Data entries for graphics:
▽

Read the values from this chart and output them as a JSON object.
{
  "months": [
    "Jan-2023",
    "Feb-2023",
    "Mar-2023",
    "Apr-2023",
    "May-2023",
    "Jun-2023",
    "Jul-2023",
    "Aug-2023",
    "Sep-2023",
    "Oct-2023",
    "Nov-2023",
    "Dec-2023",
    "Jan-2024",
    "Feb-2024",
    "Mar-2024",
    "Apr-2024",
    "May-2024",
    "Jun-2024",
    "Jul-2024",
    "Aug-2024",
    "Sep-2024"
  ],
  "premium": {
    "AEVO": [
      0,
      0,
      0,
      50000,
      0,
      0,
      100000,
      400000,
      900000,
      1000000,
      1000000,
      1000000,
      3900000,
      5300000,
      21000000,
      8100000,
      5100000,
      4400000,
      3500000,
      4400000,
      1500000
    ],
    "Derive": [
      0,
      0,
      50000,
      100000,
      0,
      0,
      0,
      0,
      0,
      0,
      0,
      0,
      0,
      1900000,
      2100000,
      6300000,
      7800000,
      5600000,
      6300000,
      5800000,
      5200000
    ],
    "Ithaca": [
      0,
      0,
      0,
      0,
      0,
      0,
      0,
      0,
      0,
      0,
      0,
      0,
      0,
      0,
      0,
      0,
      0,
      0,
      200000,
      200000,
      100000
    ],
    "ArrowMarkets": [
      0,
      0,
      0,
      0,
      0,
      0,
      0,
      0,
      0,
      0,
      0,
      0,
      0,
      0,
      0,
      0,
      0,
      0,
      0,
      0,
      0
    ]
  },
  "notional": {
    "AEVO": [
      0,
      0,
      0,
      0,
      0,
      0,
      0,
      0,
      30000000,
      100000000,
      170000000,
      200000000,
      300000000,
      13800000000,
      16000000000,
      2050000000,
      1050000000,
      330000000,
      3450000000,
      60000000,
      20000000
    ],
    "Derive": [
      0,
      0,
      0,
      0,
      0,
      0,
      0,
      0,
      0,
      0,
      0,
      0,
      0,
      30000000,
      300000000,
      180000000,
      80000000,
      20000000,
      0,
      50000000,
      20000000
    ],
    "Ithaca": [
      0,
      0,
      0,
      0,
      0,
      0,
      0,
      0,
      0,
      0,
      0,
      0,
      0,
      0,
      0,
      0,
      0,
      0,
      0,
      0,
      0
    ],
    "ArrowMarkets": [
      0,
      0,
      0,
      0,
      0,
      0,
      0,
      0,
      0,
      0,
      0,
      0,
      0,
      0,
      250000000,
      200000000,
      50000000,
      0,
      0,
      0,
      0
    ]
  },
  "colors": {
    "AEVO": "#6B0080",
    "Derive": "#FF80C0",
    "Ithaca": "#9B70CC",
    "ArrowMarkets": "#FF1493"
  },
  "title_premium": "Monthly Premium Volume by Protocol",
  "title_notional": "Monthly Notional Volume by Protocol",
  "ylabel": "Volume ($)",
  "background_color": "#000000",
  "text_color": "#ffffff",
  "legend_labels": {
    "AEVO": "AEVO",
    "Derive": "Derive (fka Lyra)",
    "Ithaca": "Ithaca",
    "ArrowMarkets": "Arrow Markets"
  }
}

△

■ YOUR TASK ■
Keep only the lines that hold the string "Protocol", and copy them out.

■ EXERCISE OUTPUT ■
  "title_premium": "Monthly Premium Volume by Protocol",
  "title_notional": "Monthly Notional Volume by Protocol",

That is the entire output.